SET TASK:
Put the lines of the records from the one containing "460, 366, 528]" through the one containing "316, 39, 330]" into a JSON list of strings, one string per line, with blank lines left out.

EXCERPTED RECORDS:

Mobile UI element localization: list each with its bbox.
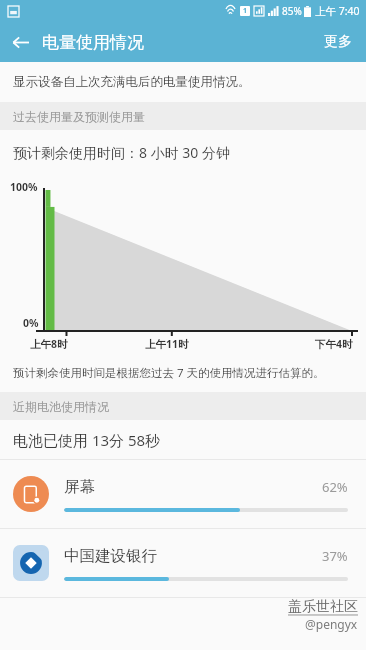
button[interactable]: 屏幕	[0, 460, 366, 528]
staticText: 过去使用量及预测使用量	[13, 109, 145, 124]
staticText: 上午11时	[145, 337, 189, 351]
staticText: 近期电池使用情况	[13, 399, 109, 414]
staticText: 37%	[322, 547, 348, 565]
staticText: 100%	[10, 180, 38, 194]
staticText: 盖乐世社区	[288, 598, 358, 616]
staticText: 上午8时	[30, 337, 68, 351]
staticText: 屏幕	[64, 477, 95, 497]
staticText: 0%	[23, 316, 39, 330]
staticText: 显示设备自上次充满电后的电量使用情况。	[13, 74, 251, 90]
button[interactable]: Back	[0, 22, 40, 62]
staticText: 预计剩余使用时间：8 小时 30 分钟	[13, 143, 230, 162]
staticText: @pengyx	[305, 616, 358, 632]
staticText: 中国建设银行	[64, 546, 157, 566]
staticText: 电量使用情况	[42, 32, 144, 53]
button[interactable]: 中国建设银行	[0, 529, 366, 597]
button[interactable]: 更多	[310, 25, 366, 59]
staticText: 上午 7:40	[315, 4, 360, 18]
staticText: 预计剩余使用时间是根据您过去 7 天的使用情况进行估算的。	[13, 365, 325, 381]
staticText: 62%	[322, 478, 348, 496]
staticText: 1	[243, 6, 248, 16]
staticText: 85%	[282, 4, 302, 18]
staticText: 电池已使用 13分 58秒	[13, 430, 161, 450]
staticText: 下午4时	[315, 337, 353, 351]
staticText: 更多	[324, 33, 352, 51]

EXERCISE OUTPUT:
[
  "button[interactable]: 屏幕\t[0, 460, 366, 528]",
  "staticText: 过去使用量及预测使用量\t[13, 109, 145, 124]",
  "staticText: 上午11时\t[145, 337, 189, 351]",
  "staticText: 近期电池使用情况\t[13, 399, 109, 414]",
  "staticText: 37%\t[322, 547, 348, 565]",
  "staticText: 100%\t[10, 180, 38, 194]",
  "staticText: 盖乐世社区\t[288, 598, 358, 616]",
  "staticText: 上午8时\t[30, 337, 68, 351]",
  "staticText: 屏幕\t[64, 477, 95, 497]",
  "staticText: 0%\t[23, 316, 39, 330]"
]